# EXERCISE MATERIALS start

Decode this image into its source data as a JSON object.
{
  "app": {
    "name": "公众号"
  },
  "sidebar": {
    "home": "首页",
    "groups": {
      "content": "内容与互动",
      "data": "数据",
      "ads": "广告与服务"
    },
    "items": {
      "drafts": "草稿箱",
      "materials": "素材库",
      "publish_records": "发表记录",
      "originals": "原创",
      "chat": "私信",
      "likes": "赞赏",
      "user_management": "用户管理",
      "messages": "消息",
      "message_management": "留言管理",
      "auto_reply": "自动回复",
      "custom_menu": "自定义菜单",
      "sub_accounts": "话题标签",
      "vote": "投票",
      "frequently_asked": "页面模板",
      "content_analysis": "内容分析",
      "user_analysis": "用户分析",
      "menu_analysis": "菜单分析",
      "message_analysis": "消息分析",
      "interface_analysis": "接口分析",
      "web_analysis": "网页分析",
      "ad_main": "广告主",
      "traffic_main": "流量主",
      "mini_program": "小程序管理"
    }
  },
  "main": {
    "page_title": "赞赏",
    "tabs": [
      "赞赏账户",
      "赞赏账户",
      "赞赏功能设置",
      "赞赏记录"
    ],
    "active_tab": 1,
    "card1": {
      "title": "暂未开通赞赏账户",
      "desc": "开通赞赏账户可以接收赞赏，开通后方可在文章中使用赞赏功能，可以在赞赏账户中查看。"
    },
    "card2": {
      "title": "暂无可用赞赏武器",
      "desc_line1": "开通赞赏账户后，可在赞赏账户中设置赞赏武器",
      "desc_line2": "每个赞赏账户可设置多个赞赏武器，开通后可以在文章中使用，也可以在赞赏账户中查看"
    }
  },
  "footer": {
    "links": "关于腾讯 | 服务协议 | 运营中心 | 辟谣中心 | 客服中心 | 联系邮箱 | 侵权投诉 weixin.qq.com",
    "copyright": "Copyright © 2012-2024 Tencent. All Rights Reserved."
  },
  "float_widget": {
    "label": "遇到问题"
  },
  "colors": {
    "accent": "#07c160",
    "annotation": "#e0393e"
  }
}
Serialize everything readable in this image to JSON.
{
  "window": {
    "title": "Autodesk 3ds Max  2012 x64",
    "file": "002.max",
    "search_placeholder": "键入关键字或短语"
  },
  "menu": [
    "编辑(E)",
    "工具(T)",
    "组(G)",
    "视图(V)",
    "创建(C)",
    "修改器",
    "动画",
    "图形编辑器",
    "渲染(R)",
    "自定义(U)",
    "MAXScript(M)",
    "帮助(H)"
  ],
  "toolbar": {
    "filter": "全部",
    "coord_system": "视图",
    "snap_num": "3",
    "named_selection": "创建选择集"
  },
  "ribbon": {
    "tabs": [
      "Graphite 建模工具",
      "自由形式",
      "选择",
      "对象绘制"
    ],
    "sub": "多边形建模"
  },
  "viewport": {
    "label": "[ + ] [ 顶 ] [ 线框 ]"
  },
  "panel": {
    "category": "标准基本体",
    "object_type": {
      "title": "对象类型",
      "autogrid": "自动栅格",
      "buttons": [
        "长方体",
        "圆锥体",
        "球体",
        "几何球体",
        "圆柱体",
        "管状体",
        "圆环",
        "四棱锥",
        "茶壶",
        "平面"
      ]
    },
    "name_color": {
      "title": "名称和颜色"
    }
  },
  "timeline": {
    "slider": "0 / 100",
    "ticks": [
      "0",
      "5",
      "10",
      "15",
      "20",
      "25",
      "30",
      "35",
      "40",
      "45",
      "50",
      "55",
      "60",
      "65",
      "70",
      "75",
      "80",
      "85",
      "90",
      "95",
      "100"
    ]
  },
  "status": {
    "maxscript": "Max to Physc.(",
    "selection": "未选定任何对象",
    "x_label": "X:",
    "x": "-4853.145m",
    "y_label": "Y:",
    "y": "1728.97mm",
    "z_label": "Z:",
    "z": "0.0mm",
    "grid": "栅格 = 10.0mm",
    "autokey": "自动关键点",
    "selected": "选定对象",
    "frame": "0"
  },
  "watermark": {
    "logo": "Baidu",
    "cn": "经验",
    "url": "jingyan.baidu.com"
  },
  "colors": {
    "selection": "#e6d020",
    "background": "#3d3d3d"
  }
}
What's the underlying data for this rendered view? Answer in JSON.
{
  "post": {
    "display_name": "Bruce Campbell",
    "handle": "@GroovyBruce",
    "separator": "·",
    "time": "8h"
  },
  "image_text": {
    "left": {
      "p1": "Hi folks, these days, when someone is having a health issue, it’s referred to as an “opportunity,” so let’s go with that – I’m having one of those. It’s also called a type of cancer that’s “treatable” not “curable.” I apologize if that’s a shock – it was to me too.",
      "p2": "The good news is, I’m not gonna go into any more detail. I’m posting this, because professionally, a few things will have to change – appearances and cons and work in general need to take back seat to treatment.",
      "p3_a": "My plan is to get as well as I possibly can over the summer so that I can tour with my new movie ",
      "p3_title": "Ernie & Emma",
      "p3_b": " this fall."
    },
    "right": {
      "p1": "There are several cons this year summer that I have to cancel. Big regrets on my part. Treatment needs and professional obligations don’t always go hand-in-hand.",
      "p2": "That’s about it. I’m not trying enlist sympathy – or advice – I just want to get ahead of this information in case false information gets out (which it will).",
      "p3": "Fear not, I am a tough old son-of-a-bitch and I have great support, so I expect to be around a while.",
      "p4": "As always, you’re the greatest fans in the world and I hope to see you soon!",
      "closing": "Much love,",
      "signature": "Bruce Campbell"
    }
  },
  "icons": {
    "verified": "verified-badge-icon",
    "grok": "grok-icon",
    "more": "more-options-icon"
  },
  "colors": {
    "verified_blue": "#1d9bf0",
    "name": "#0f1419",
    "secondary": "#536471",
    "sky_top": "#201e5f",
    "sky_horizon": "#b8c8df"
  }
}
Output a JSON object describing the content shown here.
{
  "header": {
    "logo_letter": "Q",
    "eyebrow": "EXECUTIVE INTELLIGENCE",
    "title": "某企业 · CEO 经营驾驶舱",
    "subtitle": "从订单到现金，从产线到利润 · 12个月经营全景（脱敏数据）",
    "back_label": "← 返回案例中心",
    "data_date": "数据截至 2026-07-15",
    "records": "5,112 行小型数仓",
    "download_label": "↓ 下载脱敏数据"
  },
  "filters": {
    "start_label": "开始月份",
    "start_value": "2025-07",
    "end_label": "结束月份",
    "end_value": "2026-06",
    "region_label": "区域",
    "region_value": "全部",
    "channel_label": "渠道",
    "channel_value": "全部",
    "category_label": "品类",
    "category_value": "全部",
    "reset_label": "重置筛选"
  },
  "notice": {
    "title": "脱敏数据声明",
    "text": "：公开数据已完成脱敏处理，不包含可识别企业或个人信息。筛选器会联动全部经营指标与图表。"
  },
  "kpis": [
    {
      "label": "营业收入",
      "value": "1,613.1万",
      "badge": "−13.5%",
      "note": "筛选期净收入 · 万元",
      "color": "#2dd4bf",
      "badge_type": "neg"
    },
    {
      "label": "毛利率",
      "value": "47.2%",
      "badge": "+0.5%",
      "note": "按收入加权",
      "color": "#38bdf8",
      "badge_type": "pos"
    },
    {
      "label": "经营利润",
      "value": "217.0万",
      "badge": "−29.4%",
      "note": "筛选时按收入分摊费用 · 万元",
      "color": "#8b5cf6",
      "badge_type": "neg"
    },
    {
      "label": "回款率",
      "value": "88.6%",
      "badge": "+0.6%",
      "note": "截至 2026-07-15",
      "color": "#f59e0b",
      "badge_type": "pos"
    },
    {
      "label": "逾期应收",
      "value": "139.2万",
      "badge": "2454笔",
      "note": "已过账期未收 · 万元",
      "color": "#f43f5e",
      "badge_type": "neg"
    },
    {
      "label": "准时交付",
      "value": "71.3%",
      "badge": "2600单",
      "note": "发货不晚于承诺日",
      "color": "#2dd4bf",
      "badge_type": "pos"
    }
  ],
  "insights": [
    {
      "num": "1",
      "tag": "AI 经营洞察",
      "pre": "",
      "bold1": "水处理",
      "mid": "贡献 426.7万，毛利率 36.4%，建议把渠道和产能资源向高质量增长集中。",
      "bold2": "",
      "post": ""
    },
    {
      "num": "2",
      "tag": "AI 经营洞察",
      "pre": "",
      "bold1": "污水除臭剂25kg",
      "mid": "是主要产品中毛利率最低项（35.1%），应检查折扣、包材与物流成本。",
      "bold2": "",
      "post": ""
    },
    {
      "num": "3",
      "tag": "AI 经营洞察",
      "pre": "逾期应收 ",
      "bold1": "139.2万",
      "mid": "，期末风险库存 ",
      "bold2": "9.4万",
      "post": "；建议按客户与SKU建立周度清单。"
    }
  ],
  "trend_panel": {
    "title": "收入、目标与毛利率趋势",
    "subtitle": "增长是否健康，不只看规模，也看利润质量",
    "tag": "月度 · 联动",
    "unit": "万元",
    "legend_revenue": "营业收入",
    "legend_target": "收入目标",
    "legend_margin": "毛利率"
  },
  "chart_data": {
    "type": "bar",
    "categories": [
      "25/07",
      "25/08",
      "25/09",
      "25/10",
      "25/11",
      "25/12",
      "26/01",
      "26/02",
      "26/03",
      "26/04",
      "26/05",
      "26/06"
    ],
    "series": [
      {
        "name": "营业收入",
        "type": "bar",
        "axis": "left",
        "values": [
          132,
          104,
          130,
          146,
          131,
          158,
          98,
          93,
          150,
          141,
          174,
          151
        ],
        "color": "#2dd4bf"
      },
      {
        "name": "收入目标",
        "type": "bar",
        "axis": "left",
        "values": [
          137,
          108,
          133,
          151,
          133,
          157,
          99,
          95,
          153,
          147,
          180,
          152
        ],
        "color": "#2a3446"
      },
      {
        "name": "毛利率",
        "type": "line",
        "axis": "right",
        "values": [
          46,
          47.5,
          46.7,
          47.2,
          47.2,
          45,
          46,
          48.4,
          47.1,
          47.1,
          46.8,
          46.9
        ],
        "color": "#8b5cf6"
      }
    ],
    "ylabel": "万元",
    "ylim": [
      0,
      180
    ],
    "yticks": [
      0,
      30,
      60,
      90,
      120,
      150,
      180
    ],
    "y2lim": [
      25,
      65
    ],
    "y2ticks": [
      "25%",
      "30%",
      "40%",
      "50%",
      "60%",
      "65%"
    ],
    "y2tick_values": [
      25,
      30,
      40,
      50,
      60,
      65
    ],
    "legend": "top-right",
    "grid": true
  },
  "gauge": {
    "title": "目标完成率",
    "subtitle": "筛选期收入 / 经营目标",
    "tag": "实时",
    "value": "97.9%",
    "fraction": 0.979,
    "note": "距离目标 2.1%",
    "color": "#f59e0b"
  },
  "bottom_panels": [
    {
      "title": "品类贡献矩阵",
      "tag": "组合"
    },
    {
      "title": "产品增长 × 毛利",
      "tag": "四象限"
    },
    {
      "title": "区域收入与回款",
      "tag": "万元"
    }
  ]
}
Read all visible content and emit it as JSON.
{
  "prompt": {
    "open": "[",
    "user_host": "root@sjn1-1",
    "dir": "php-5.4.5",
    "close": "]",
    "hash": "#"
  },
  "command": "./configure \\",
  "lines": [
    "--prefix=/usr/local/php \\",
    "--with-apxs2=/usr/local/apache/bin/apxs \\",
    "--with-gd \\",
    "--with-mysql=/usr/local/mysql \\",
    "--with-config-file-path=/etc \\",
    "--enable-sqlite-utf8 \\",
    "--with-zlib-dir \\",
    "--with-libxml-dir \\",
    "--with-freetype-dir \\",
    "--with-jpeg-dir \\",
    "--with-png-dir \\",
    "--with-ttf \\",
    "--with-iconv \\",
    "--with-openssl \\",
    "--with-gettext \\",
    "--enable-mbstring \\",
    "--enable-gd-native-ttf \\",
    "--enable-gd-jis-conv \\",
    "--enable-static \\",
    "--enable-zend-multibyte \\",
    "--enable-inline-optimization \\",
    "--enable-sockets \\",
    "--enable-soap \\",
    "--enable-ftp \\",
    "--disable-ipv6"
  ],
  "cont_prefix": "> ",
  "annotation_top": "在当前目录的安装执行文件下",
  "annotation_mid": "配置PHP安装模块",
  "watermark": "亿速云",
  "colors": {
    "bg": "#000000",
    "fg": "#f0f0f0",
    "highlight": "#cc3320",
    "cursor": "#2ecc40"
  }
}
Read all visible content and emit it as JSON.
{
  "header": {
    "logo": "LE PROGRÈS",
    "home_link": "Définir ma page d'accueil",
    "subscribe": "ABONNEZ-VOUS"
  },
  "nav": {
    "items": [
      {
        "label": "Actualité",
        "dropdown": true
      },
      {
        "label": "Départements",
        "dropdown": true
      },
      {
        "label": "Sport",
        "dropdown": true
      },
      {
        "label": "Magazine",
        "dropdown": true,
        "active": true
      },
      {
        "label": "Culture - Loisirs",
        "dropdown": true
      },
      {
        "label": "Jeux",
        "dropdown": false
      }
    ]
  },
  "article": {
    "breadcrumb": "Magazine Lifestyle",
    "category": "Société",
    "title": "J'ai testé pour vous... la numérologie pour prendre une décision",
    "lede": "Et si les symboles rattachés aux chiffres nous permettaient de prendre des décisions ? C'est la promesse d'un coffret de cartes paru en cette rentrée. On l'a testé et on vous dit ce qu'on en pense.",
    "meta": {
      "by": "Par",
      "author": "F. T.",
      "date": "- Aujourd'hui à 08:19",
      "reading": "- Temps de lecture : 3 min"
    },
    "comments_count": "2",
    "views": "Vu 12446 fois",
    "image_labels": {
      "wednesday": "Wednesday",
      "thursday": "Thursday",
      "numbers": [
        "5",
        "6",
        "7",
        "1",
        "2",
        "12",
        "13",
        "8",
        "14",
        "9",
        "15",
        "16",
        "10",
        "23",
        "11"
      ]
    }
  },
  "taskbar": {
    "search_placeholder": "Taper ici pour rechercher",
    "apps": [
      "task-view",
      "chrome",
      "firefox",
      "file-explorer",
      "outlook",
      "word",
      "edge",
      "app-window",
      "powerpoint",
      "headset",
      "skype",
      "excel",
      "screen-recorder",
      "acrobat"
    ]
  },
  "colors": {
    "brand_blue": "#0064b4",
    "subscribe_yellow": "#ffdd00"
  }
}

# EXERCISE MATERIALS end

◆ YOUR OBJECTIVE: In the listing, find every line containing the word "pour" and list it.

◆ TASK SOLUTION:
    "title": "J'ai testé pour vous... la numérologie pour prendre une décision",
    "search_placeholder": "Taper ici pour rechercher",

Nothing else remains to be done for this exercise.